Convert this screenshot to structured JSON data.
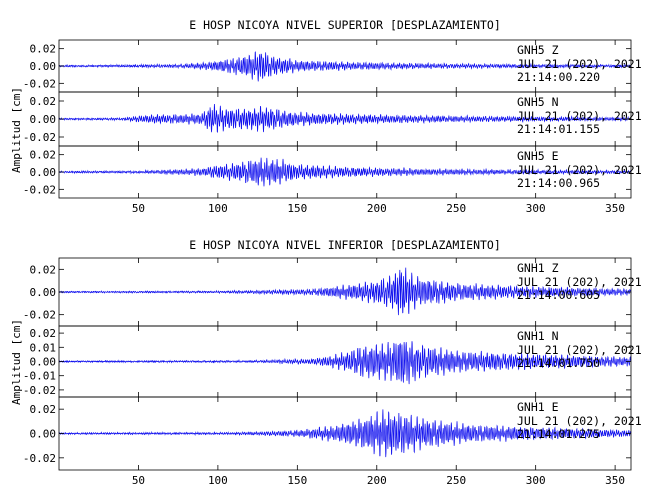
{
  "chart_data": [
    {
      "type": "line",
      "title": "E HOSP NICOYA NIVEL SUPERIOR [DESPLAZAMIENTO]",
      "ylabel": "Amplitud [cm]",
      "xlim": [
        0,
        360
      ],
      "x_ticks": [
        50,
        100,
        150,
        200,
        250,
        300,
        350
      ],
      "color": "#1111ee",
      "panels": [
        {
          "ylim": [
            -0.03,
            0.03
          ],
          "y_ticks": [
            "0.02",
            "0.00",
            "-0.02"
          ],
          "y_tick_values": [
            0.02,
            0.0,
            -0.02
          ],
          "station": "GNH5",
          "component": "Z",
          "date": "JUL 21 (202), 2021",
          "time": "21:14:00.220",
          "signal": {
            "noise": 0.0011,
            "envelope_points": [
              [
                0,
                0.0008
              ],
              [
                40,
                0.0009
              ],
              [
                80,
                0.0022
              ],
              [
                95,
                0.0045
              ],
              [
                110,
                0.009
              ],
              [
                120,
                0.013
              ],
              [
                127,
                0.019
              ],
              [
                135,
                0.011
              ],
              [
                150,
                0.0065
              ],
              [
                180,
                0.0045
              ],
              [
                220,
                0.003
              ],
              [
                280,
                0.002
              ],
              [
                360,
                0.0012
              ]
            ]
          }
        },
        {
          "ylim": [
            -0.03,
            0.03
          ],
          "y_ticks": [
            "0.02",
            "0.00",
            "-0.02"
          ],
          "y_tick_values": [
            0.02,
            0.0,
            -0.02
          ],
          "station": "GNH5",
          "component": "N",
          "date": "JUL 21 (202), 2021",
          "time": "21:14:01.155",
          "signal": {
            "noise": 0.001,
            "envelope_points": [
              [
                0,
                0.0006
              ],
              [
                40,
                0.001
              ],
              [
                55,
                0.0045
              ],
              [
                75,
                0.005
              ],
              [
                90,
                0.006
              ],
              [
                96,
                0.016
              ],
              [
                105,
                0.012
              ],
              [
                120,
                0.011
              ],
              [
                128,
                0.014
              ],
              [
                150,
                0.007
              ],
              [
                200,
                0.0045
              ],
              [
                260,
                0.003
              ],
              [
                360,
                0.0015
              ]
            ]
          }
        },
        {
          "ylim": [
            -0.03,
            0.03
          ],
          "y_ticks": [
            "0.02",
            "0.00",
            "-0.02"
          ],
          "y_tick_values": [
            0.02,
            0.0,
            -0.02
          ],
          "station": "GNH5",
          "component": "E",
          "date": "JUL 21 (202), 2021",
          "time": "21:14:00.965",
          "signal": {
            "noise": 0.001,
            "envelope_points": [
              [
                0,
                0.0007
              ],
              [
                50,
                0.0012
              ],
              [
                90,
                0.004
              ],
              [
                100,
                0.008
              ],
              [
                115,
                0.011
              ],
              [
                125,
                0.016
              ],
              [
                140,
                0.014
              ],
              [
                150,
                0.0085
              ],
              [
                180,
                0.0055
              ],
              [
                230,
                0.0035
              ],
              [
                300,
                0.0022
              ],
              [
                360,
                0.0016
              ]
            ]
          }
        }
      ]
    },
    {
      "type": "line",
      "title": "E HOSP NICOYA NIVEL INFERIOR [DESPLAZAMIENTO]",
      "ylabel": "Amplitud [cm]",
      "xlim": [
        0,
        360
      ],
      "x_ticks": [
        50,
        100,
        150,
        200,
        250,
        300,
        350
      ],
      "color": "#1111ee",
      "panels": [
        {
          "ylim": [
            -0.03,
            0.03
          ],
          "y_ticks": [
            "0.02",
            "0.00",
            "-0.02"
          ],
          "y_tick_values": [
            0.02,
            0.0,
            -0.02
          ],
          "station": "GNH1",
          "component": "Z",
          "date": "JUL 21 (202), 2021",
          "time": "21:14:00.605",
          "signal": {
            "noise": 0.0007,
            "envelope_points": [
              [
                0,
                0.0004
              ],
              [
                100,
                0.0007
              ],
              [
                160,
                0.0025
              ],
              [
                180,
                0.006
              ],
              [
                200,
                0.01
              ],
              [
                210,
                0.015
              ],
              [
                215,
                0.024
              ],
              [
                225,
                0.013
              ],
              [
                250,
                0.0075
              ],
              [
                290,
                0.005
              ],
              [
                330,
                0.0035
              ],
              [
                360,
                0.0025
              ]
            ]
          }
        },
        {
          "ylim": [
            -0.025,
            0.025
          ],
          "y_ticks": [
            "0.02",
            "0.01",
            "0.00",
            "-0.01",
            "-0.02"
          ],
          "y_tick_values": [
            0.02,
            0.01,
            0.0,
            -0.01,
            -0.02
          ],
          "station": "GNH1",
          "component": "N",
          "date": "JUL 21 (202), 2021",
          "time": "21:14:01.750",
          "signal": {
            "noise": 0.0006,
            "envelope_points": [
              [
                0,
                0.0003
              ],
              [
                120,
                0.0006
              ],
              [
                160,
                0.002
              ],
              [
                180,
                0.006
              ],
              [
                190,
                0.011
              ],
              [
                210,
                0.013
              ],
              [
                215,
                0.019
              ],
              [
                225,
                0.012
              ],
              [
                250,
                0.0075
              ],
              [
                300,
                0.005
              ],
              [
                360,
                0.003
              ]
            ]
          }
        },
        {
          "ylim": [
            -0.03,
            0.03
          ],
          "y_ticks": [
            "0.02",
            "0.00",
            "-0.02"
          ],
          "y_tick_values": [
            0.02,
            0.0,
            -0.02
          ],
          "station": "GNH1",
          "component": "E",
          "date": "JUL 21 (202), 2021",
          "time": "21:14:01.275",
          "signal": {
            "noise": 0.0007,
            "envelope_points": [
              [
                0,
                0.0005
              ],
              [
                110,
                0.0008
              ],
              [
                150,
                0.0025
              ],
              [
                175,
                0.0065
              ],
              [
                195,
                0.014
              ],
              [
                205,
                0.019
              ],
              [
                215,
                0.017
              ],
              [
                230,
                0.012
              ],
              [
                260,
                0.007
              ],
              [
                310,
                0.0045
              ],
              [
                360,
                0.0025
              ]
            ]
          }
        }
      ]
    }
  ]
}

→ **Given task**
Determine how many lines contain the word "NIVEL" and reply with that number alone.

→ **Task answer**
2